*Exercise:*
In the records that follow, locate every line with "Google" and extract it.
● ● ● ● ● ● ●
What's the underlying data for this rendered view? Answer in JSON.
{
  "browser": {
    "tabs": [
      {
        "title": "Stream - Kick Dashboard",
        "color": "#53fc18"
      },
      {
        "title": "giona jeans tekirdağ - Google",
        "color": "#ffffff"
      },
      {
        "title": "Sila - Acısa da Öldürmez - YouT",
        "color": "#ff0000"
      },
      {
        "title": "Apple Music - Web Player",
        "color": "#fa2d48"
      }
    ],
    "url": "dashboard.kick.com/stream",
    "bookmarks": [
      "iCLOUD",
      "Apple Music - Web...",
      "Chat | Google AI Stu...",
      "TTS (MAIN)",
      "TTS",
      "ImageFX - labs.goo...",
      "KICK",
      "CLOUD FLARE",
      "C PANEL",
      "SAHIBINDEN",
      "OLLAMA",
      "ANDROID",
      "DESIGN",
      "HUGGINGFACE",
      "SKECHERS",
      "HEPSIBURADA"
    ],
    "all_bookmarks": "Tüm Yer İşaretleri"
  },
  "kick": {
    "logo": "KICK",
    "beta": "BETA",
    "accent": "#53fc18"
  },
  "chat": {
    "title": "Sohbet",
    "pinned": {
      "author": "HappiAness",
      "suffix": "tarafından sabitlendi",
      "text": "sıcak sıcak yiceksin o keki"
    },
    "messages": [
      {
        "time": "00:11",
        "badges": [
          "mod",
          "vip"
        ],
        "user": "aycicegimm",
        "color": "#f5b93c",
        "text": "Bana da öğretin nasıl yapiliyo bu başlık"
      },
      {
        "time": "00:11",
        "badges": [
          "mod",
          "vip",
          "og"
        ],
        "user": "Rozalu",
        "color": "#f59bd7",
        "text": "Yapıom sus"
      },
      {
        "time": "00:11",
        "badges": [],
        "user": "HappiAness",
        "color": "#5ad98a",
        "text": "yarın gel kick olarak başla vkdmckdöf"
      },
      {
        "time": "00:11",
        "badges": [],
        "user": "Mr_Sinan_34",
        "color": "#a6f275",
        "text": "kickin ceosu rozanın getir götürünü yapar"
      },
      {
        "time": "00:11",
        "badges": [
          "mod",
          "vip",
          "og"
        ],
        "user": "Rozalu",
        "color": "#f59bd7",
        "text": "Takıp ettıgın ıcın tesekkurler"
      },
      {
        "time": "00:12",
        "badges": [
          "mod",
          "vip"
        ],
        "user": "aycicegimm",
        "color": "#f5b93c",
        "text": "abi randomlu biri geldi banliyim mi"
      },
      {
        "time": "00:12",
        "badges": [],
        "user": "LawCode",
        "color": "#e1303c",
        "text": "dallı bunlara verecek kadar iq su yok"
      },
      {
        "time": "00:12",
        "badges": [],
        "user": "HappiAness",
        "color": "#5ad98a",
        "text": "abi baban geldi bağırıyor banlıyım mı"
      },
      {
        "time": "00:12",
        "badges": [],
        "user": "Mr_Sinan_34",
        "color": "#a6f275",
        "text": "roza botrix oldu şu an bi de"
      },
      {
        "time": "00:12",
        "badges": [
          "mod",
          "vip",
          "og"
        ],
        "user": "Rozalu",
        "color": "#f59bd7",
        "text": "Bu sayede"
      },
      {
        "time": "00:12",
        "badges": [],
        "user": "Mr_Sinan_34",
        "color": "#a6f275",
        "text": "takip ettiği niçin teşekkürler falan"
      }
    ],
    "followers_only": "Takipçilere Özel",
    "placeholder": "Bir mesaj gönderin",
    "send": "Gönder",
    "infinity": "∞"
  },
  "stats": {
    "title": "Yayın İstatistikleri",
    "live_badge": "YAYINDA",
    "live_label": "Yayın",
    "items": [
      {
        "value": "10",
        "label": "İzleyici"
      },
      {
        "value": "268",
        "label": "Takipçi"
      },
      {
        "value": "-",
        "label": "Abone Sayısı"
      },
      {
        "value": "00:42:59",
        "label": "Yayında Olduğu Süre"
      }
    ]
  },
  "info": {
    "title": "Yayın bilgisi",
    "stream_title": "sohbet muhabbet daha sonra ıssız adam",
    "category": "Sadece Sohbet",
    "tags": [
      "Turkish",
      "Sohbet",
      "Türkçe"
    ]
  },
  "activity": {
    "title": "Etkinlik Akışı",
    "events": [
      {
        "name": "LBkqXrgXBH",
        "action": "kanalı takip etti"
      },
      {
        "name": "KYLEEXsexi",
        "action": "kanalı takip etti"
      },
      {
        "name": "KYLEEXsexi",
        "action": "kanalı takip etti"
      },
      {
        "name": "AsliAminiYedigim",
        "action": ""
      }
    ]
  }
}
● ● ● ● ● ● ●
*Result:*
        "title": "giona jeans tekirdağ - Google",
      "Chat | Google AI Stu...",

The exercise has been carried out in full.